## MATERIALS PROVIDED
────────────────

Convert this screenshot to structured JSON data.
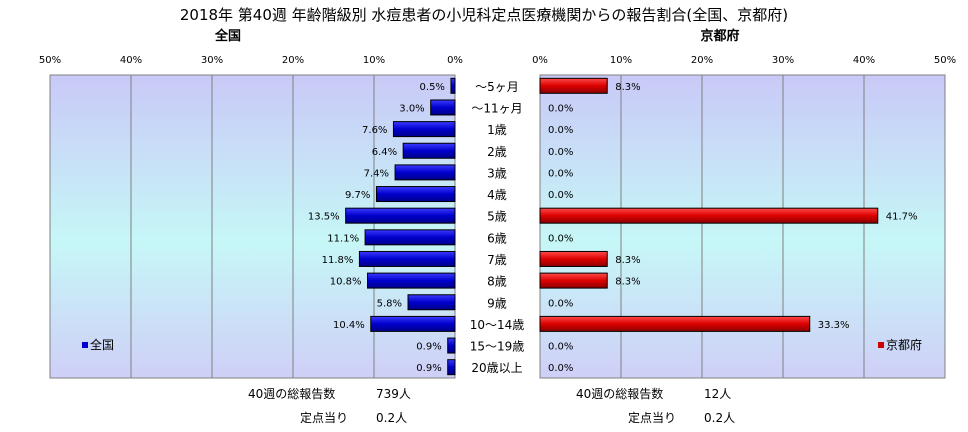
{
  "chart_data": {
    "type": "bar",
    "orientation": "horizontal-butterfly",
    "title": "2018年 第40週 年齢階級別 水痘患者の小児科定点医療機関からの報告割合(全国、京都府)",
    "categories": [
      "～5ヶ月",
      "～11ヶ月",
      "1歳",
      "2歳",
      "3歳",
      "4歳",
      "5歳",
      "6歳",
      "7歳",
      "8歳",
      "9歳",
      "10～14歳",
      "15～19歳",
      "20歳以上"
    ],
    "xlim": [
      0,
      50
    ],
    "tick_labels": [
      "50%",
      "40%",
      "30%",
      "20%",
      "10%",
      "0%"
    ],
    "tick_labels_right": [
      "0%",
      "10%",
      "20%",
      "30%",
      "40%",
      "50%"
    ],
    "grid": true,
    "series": [
      {
        "name": "全国",
        "heading": "全国",
        "color": "#0000cc",
        "values": [
          0.5,
          3.0,
          7.6,
          6.4,
          7.4,
          9.7,
          13.5,
          11.1,
          11.8,
          10.8,
          5.8,
          10.4,
          0.9,
          0.9
        ],
        "value_labels": [
          "0.5%",
          "3.0%",
          "7.6%",
          "6.4%",
          "7.4%",
          "9.7%",
          "13.5%",
          "11.1%",
          "11.8%",
          "10.8%",
          "5.8%",
          "10.4%",
          "0.9%",
          "0.9%"
        ]
      },
      {
        "name": "京都府",
        "heading": "京都府",
        "color": "#cc0000",
        "values": [
          8.3,
          0.0,
          0.0,
          0.0,
          0.0,
          0.0,
          41.7,
          0.0,
          8.3,
          8.3,
          0.0,
          33.3,
          0.0,
          0.0
        ],
        "value_labels": [
          "8.3%",
          "0.0%",
          "0.0%",
          "0.0%",
          "0.0%",
          "0.0%",
          "41.7%",
          "0.0%",
          "8.3%",
          "8.3%",
          "0.0%",
          "33.3%",
          "0.0%",
          "0.0%"
        ]
      }
    ],
    "legend_placement": "bottom-left / bottom-right inside each panel",
    "footer": {
      "left": {
        "total_label": "40週の総報告数",
        "total_value": "739人",
        "per_label": "定点当り",
        "per_value": "0.2人"
      },
      "right": {
        "total_label": "40週の総報告数",
        "total_value": "12人",
        "per_label": "定点当り",
        "per_value": "0.2人"
      }
    }
  }
}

────────────────

## WRITTEN INSTRUCTION
Your task is to repeat the material above exactly, without its pictures.

## OUTPUT OF THE TASK
Convert this screenshot to structured JSON data.
{
  "chart_data": {
    "type": "bar",
    "orientation": "horizontal-butterfly",
    "title": "2018年 第40週 年齢階級別 水痘患者の小児科定点医療機関からの報告割合(全国、京都府)",
    "categories": [
      "～5ヶ月",
      "～11ヶ月",
      "1歳",
      "2歳",
      "3歳",
      "4歳",
      "5歳",
      "6歳",
      "7歳",
      "8歳",
      "9歳",
      "10～14歳",
      "15～19歳",
      "20歳以上"
    ],
    "xlim": [
      0,
      50
    ],
    "tick_labels": [
      "50%",
      "40%",
      "30%",
      "20%",
      "10%",
      "0%"
    ],
    "tick_labels_right": [
      "0%",
      "10%",
      "20%",
      "30%",
      "40%",
      "50%"
    ],
    "grid": true,
    "series": [
      {
        "name": "全国",
        "heading": "全国",
        "color": "#0000cc",
        "values": [
          0.5,
          3.0,
          7.6,
          6.4,
          7.4,
          9.7,
          13.5,
          11.1,
          11.8,
          10.8,
          5.8,
          10.4,
          0.9,
          0.9
        ],
        "value_labels": [
          "0.5%",
          "3.0%",
          "7.6%",
          "6.4%",
          "7.4%",
          "9.7%",
          "13.5%",
          "11.1%",
          "11.8%",
          "10.8%",
          "5.8%",
          "10.4%",
          "0.9%",
          "0.9%"
        ]
      },
      {
        "name": "京都府",
        "heading": "京都府",
        "color": "#cc0000",
        "values": [
          8.3,
          0.0,
          0.0,
          0.0,
          0.0,
          0.0,
          41.7,
          0.0,
          8.3,
          8.3,
          0.0,
          33.3,
          0.0,
          0.0
        ],
        "value_labels": [
          "8.3%",
          "0.0%",
          "0.0%",
          "0.0%",
          "0.0%",
          "0.0%",
          "41.7%",
          "0.0%",
          "8.3%",
          "8.3%",
          "0.0%",
          "33.3%",
          "0.0%",
          "0.0%"
        ]
      }
    ],
    "legend_placement": "bottom-left / bottom-right inside each panel",
    "footer": {
      "left": {
        "total_label": "40週の総報告数",
        "total_value": "739人",
        "per_label": "定点当り",
        "per_value": "0.2人"
      },
      "right": {
        "total_label": "40週の総報告数",
        "total_value": "12人",
        "per_label": "定点当り",
        "per_value": "0.2人"
      }
    }
  }
}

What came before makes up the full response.